◆ AIM OF THE EXERCISE ◆
All records are to be retyped faithfully and completely.

◆ DATA EXCERPTS ◆
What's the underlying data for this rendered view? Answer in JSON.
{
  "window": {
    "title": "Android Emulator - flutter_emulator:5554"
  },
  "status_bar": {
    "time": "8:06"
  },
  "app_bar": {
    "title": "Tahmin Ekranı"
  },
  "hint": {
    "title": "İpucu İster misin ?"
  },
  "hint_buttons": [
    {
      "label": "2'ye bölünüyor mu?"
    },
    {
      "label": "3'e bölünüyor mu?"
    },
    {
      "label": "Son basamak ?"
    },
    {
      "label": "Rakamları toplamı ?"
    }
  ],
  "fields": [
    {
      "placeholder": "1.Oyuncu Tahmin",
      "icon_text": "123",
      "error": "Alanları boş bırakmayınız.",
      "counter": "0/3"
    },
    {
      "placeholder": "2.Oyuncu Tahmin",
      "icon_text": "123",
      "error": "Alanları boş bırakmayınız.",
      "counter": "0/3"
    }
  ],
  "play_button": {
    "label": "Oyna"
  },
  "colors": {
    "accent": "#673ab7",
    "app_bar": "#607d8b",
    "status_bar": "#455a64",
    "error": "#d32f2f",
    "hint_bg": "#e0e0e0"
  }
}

◆ TASK OUTPUT ◆
What's the underlying data for this rendered view? Answer in JSON.
{
  "window": {
    "title": "Android Emulator - flutter_emulator:5554"
  },
  "status_bar": {
    "time": "8:06"
  },
  "app_bar": {
    "title": "Tahmin Ekranı"
  },
  "hint": {
    "title": "İpucu İster misin ?"
  },
  "hint_buttons": [
    {
      "label": "2'ye bölünüyor mu?"
    },
    {
      "label": "3'e bölünüyor mu?"
    },
    {
      "label": "Son basamak ?"
    },
    {
      "label": "Rakamları toplamı ?"
    }
  ],
  "fields": [
    {
      "placeholder": "1.Oyuncu Tahmin",
      "icon_text": "123",
      "error": "Alanları boş bırakmayınız.",
      "counter": "0/3"
    },
    {
      "placeholder": "2.Oyuncu Tahmin",
      "icon_text": "123",
      "error": "Alanları boş bırakmayınız.",
      "counter": "0/3"
    }
  ],
  "play_button": {
    "label": "Oyna"
  },
  "colors": {
    "accent": "#673ab7",
    "app_bar": "#607d8b",
    "status_bar": "#455a64",
    "error": "#d32f2f",
    "hint_bg": "#e0e0e0"
  }
}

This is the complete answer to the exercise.